● **SET TASK**
Scan the records and identify every line in which the string "indice" occurs, then return those lines.

(Items from a dataset)
.....

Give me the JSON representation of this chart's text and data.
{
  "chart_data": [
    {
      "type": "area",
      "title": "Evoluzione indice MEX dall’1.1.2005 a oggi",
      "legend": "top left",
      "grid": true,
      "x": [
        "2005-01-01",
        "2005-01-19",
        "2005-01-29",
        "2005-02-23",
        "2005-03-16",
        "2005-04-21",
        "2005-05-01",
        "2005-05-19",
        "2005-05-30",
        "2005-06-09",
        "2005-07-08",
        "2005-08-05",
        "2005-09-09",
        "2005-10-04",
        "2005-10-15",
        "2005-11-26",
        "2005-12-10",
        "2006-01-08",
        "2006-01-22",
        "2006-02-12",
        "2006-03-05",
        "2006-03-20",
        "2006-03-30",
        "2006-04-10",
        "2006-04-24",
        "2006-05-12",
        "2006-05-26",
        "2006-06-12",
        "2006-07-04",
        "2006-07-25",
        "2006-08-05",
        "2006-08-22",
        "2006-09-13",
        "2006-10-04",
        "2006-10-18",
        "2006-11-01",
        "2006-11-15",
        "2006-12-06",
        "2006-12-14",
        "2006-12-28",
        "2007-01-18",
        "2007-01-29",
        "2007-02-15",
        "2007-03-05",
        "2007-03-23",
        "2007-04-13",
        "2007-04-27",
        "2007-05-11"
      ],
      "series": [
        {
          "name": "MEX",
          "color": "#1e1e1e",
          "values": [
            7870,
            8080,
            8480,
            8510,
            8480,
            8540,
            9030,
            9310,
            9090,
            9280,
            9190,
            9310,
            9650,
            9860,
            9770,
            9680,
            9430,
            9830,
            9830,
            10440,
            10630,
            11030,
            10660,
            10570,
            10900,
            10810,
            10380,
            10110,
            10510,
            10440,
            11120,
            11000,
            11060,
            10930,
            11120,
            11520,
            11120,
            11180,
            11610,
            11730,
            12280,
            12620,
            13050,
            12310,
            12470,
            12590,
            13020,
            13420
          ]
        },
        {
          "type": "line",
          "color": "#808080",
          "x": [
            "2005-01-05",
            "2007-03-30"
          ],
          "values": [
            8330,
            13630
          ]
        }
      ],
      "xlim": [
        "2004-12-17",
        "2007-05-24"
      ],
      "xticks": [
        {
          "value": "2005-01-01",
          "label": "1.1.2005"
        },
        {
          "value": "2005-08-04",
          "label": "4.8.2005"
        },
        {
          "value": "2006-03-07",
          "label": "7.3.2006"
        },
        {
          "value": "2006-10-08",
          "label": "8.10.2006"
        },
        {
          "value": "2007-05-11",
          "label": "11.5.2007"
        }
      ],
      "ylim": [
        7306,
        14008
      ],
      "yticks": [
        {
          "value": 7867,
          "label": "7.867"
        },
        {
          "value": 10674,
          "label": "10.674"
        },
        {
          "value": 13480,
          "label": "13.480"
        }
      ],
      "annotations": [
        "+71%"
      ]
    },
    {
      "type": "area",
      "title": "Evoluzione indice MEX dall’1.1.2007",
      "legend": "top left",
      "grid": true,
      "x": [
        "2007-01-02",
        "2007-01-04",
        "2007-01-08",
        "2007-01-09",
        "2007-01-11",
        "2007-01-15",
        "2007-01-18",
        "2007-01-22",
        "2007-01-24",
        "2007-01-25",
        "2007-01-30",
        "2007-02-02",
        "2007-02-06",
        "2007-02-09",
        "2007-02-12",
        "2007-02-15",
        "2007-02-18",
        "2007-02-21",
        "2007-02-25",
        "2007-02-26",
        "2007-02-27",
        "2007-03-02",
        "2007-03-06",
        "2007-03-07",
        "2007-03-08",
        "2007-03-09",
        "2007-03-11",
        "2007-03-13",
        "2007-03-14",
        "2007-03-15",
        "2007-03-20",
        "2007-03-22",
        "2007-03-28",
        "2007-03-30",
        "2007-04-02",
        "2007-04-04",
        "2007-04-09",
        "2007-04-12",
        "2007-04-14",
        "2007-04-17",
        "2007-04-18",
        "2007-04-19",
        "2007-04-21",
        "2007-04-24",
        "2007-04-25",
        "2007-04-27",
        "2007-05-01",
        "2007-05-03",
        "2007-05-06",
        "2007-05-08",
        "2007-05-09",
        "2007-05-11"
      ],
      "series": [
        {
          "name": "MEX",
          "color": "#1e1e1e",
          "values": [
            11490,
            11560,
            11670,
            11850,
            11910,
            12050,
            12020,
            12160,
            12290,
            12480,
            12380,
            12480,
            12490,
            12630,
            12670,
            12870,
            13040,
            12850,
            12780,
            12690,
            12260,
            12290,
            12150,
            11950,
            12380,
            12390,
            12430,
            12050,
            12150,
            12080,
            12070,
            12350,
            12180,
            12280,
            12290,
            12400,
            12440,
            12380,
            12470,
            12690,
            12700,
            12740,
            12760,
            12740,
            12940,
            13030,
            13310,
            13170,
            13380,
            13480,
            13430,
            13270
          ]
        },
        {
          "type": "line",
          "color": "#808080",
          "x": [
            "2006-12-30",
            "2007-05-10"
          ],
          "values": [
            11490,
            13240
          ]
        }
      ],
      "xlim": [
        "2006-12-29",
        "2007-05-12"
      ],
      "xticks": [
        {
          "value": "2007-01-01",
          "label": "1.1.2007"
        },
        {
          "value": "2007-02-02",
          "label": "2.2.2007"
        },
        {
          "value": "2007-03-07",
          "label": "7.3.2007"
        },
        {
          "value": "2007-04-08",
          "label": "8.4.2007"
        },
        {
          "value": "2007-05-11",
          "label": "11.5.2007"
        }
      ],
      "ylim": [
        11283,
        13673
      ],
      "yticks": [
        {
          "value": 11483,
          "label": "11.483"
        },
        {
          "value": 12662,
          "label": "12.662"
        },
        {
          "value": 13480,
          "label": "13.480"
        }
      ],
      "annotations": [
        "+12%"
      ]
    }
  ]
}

.....

● **TASK SOLUTION**
      "title": "Evoluzione indice MEX dall’1.1.2005 a oggi",
      "title": "Evoluzione indice MEX dall’1.1.2007",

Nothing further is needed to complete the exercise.